OBJECTIVE >> Your answer should be a single number: the count of lines in the material below that hold "year".

DATA SHOWN >>
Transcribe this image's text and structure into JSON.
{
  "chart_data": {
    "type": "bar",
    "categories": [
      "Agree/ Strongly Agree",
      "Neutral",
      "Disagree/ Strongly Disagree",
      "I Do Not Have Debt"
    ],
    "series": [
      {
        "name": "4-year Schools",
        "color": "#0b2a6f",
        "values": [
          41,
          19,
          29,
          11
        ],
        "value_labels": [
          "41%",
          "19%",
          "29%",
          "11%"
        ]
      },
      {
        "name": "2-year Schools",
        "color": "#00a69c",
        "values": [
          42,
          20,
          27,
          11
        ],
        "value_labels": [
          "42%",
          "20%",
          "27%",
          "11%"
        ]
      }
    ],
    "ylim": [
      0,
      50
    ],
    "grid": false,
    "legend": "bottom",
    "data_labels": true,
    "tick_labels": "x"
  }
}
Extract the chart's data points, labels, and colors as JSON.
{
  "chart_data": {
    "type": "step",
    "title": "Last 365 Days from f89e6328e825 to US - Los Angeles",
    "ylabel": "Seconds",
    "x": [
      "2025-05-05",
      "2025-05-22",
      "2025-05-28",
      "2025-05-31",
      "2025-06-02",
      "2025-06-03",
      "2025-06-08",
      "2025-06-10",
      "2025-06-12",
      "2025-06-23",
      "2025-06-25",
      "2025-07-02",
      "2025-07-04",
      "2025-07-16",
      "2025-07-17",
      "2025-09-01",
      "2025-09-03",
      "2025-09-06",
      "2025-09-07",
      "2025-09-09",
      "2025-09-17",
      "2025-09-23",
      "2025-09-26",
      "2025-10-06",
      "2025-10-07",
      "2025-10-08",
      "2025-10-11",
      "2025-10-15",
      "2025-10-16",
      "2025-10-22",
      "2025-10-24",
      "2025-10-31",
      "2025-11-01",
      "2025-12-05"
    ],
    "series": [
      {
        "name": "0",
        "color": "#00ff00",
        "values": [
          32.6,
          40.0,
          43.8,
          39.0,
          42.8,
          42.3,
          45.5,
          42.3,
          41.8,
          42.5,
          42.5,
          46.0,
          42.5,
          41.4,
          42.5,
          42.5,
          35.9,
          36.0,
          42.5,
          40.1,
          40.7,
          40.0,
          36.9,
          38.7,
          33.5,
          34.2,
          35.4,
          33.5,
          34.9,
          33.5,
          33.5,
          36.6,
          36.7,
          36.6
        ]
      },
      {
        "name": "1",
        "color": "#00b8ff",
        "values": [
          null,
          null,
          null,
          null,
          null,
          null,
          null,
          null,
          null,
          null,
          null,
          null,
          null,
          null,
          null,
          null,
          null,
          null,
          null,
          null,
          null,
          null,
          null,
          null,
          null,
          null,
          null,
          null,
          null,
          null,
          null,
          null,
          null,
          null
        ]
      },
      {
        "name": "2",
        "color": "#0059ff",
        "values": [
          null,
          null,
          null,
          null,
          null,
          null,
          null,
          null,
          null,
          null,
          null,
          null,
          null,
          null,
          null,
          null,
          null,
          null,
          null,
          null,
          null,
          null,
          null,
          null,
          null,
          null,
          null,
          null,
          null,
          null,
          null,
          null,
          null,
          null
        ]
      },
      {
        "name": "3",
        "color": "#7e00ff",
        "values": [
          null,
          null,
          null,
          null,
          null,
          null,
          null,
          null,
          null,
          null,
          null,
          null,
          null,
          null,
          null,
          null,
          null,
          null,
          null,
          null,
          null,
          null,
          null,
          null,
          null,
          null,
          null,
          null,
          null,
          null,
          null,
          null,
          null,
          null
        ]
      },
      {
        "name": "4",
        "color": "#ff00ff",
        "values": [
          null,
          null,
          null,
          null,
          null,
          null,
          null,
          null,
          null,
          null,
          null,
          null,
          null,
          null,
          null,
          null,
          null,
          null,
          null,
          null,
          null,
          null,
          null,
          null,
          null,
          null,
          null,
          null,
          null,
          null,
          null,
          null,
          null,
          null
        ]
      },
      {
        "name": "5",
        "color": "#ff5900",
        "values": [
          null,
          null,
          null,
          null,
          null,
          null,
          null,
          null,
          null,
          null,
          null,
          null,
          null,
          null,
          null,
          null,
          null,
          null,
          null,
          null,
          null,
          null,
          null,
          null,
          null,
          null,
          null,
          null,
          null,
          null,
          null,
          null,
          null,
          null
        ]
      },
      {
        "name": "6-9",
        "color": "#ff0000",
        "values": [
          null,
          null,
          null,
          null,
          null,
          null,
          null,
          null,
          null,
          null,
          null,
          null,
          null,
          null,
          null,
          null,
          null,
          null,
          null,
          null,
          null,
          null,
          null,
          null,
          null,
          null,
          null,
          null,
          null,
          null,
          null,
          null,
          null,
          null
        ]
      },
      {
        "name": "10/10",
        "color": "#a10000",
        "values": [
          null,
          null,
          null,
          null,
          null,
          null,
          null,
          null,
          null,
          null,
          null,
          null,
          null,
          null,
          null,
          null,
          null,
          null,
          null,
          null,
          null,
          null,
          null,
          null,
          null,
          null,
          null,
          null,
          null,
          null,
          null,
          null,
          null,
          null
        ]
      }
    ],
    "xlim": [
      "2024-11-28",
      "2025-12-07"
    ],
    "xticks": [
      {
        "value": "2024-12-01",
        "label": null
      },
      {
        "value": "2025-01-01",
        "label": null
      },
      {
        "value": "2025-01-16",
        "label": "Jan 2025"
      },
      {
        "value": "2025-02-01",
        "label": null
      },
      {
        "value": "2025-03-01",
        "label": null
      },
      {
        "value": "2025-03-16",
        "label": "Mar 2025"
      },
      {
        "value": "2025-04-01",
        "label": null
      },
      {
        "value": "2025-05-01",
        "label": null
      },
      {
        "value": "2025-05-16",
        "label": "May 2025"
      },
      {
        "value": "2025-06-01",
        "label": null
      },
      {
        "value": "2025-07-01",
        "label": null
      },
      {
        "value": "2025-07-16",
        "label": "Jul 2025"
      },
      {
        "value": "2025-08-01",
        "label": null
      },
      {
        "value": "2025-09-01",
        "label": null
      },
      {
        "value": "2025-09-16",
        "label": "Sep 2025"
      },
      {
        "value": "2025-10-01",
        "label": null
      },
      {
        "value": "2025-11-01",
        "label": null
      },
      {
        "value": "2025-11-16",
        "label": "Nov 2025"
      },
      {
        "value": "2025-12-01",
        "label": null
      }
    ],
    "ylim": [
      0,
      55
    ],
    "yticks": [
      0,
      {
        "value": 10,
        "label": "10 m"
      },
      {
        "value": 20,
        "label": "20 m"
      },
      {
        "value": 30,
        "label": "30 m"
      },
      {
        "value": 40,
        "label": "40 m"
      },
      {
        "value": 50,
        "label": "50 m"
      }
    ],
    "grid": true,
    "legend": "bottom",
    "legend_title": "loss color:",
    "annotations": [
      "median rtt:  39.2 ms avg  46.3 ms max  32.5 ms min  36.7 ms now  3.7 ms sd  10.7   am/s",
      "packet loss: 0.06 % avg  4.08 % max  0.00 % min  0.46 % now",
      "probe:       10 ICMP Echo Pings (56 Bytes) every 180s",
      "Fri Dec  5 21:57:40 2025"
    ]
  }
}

FINAL ANSWER >> 2